>> begin

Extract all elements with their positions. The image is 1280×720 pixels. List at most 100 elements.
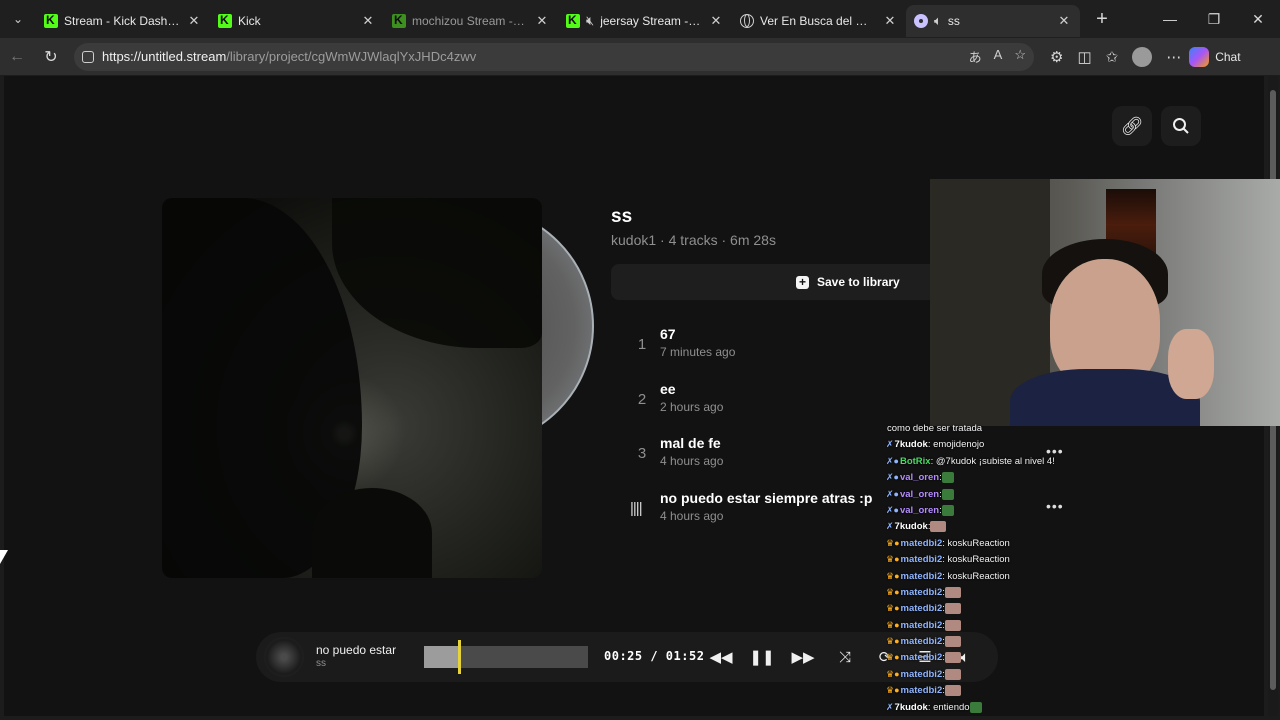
chat-username[interactable]: 7kudok — [895, 702, 928, 713]
track-number: 2 — [637, 391, 647, 408]
chat-username[interactable]: matedbi2 — [901, 554, 943, 565]
track-number: 3 — [637, 445, 647, 462]
chat-emote-icon — [944, 619, 961, 631]
reload-button[interactable]: ↻ — [34, 42, 68, 72]
copilot-chat-button[interactable]: Chat — [1189, 46, 1241, 67]
track-time: 2 hours ago — [660, 400, 724, 414]
split-screen-icon[interactable]: ◫ — [1077, 48, 1091, 66]
track-time: 4 hours ago — [660, 454, 724, 468]
chat-message: ♛●matedbi2: koskuReaction — [886, 551, 1086, 567]
globe-icon — [740, 14, 754, 28]
previous-track-button[interactable]: ◀◀ — [708, 645, 734, 669]
shuffle-button[interactable]: ⤨ — [832, 645, 858, 669]
tab-kick-dashboard[interactable]: Stream - Kick Dashboard ✕ — [36, 5, 210, 37]
tab-title: jeersay Stream - Wa — [600, 14, 702, 28]
favorite-star-icon[interactable]: ☆ — [1014, 47, 1026, 66]
close-tab-icon[interactable]: ✕ — [1056, 13, 1072, 29]
chat-badge-icon: ♛● — [886, 636, 900, 647]
project-title: ss — [611, 206, 633, 227]
chat-text: : koskuReaction — [942, 554, 1010, 566]
chat-emote-icon — [944, 652, 961, 664]
waveform-played — [424, 646, 460, 668]
favorites-icon[interactable]: ✩ — [1106, 48, 1119, 66]
more-menu-icon[interactable]: ⋯ — [1166, 48, 1181, 66]
minimize-button[interactable]: — — [1148, 0, 1192, 38]
save-label: Save to library — [817, 275, 900, 289]
chat-username[interactable]: 7kudok — [895, 439, 928, 450]
close-tab-icon[interactable]: ✕ — [708, 13, 724, 29]
site-info-icon[interactable] — [82, 50, 94, 63]
chat-text: : entiendo — [927, 701, 970, 713]
chat-badge-icon: ♛● — [886, 570, 900, 581]
chat-badge-icon: ♛● — [886, 685, 900, 696]
chat-username[interactable]: matedbi2 — [901, 571, 943, 582]
restore-button[interactable]: ❐ — [1192, 0, 1236, 38]
track-row[interactable]: 1 67 7 minutes ago — [626, 326, 956, 366]
extensions-icon[interactable]: ⚙ — [1050, 48, 1063, 66]
tab-kick[interactable]: Kick ✕ — [210, 5, 384, 37]
chat-username[interactable]: matedbi2 — [901, 636, 943, 647]
chat-username[interactable]: matedbi2 — [901, 669, 943, 680]
share-link-button[interactable]: 🔗︎ — [1112, 106, 1152, 146]
kick-icon — [44, 13, 58, 28]
chat-more-options-icon[interactable]: ••• — [1046, 498, 1064, 514]
url-actions: あ A ☆ — [969, 47, 1026, 66]
tab-jeersay-stream[interactable]: 🔇︎ jeersay Stream - Wa ✕ — [558, 5, 732, 37]
chat-message: ♛●matedbi2: koskuReaction — [886, 568, 1086, 584]
chat-username[interactable]: matedbi2 — [901, 587, 943, 598]
chat-badge-icon: ✗● — [886, 455, 899, 466]
chat-username[interactable]: matedbi2 — [901, 620, 943, 631]
tab-en-busca-del-destino[interactable]: Ver En Busca del Destin ✕ — [732, 5, 906, 37]
chat-message: ♛●matedbi2: — [886, 617, 1086, 633]
speaker-icon[interactable]: 🔈︎ — [934, 13, 942, 29]
close-tab-icon[interactable]: ✕ — [186, 13, 202, 29]
chat-badge-icon: ✗● — [886, 472, 899, 483]
chat-username[interactable]: 7kudok — [895, 521, 928, 532]
back-button[interactable]: ← — [0, 42, 34, 72]
translate-icon[interactable]: あ — [969, 47, 982, 66]
next-track-button[interactable]: ▶▶ — [790, 645, 816, 669]
chat-more-options-icon[interactable]: ••• — [1046, 443, 1064, 459]
player-time: 00:25 / 01:52 — [604, 649, 705, 663]
cover-bush-silhouette — [312, 488, 432, 578]
player-artwork — [264, 637, 304, 677]
project-meta: kudok1 · 4 tracks · 6m 28s — [611, 232, 776, 248]
chat-username[interactable]: matedbi2 — [901, 538, 943, 549]
chat-username[interactable]: BotRix — [900, 456, 931, 467]
save-to-library-button[interactable]: + Save to library — [796, 264, 900, 300]
disc-icon — [914, 14, 928, 28]
chat-username[interactable]: val_oren — [900, 505, 939, 516]
player-project-name: ss — [316, 658, 326, 669]
search-button[interactable] — [1161, 106, 1201, 146]
chat-username[interactable]: val_oren — [900, 472, 939, 483]
tab-actions-menu-button[interactable]: ⌄ — [0, 0, 36, 38]
chat-username[interactable]: matedbi2 — [901, 603, 943, 614]
close-tab-icon[interactable]: ✕ — [360, 13, 376, 29]
close-tab-icon[interactable]: ✕ — [534, 13, 550, 29]
track-row[interactable]: 2 ee 2 hours ago — [626, 381, 956, 421]
tab-ss[interactable]: 🔈︎ ss ✕ — [906, 5, 1080, 37]
chat-badge-icon: ✗ — [886, 439, 894, 450]
new-tab-button[interactable]: + — [1084, 3, 1120, 35]
playhead-needle[interactable] — [458, 640, 461, 674]
profile-avatar[interactable] — [1132, 46, 1153, 67]
url-host: https://untitled.stream — [102, 49, 227, 64]
chat-emote-icon — [941, 504, 954, 516]
rewind-icon: ◀◀ — [709, 649, 733, 666]
muted-speaker-icon[interactable]: 🔇︎ — [586, 13, 594, 29]
close-tab-icon[interactable]: ✕ — [882, 13, 898, 29]
tab-mochizou-stream[interactable]: mochizou Stream - Wat ✕ — [384, 5, 558, 37]
chat-message: como debe ser tratada — [886, 420, 1086, 436]
kick-icon — [392, 13, 406, 28]
url-bar[interactable]: https://untitled.stream/library/project/… — [74, 42, 1034, 71]
project-cover-art — [162, 198, 542, 578]
chat-message: ♛●matedbi2: — [886, 682, 1086, 698]
waveform-seek-bar[interactable] — [424, 640, 588, 674]
pause-button[interactable]: ❚❚ — [749, 645, 775, 669]
chat-username[interactable]: matedbi2 — [901, 652, 943, 663]
chat-username[interactable]: val_oren — [900, 489, 939, 500]
read-aloud-icon[interactable]: A — [994, 47, 1003, 66]
close-window-button[interactable]: ✕ — [1236, 0, 1280, 38]
chat-username[interactable]: matedbi2 — [901, 685, 943, 696]
mouse-cursor — [0, 550, 8, 564]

>> end

▶ [Instructions to follow]: Please gather every line of the data above that contains the word "more", and copy each one.

▶ [Answer for this exercise]:
more-menu-icon[interactable]: ⋯ — [1166, 48, 1181, 66]
chat-more-options-icon[interactable]: ••• — [1046, 498, 1064, 514]
chat-more-options-icon[interactable]: ••• — [1046, 443, 1064, 459]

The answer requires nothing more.